» **Instructions for the task**
List all lines of the data that include the string "Description".
--- start of The records ---
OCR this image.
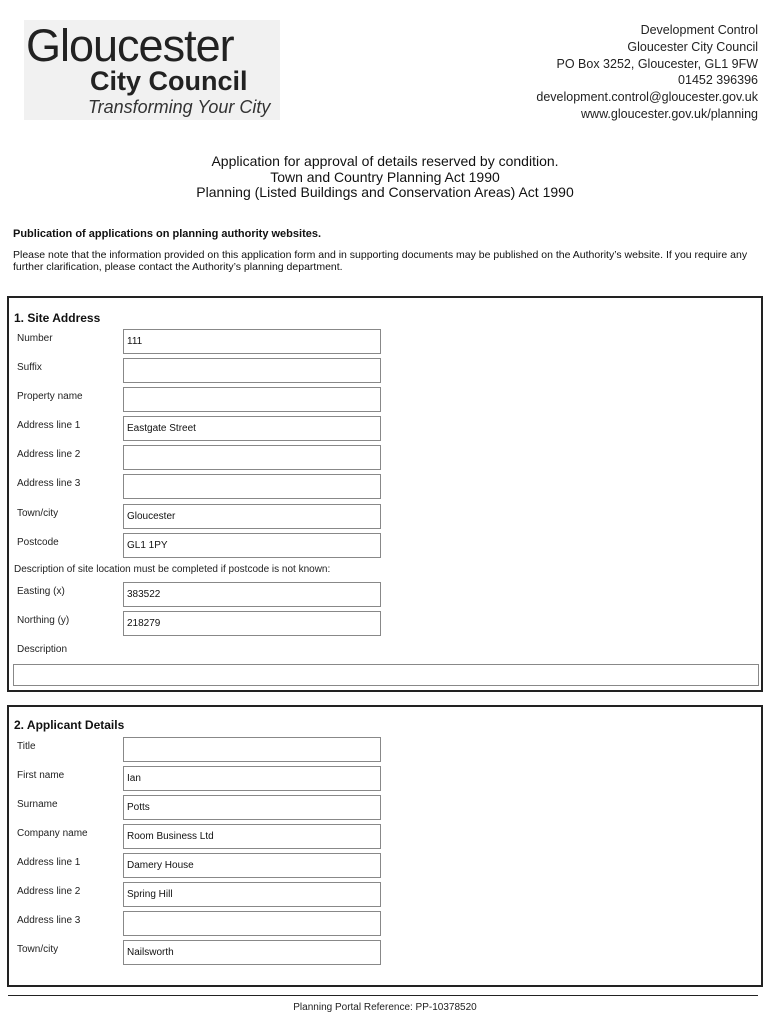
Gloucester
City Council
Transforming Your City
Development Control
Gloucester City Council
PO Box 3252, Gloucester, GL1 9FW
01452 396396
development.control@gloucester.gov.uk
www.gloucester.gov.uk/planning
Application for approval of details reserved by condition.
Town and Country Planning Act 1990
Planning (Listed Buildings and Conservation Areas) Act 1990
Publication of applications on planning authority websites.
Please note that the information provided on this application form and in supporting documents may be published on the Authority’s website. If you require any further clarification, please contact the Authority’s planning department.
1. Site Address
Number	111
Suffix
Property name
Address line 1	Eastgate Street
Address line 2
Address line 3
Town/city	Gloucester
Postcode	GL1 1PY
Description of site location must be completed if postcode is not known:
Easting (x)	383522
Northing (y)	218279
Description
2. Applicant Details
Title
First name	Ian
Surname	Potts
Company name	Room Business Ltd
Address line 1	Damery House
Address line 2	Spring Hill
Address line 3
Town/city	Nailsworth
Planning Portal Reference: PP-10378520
--- end of The records ---
» **Task answer**
Description of site location must be completed if postcode is not known:
Description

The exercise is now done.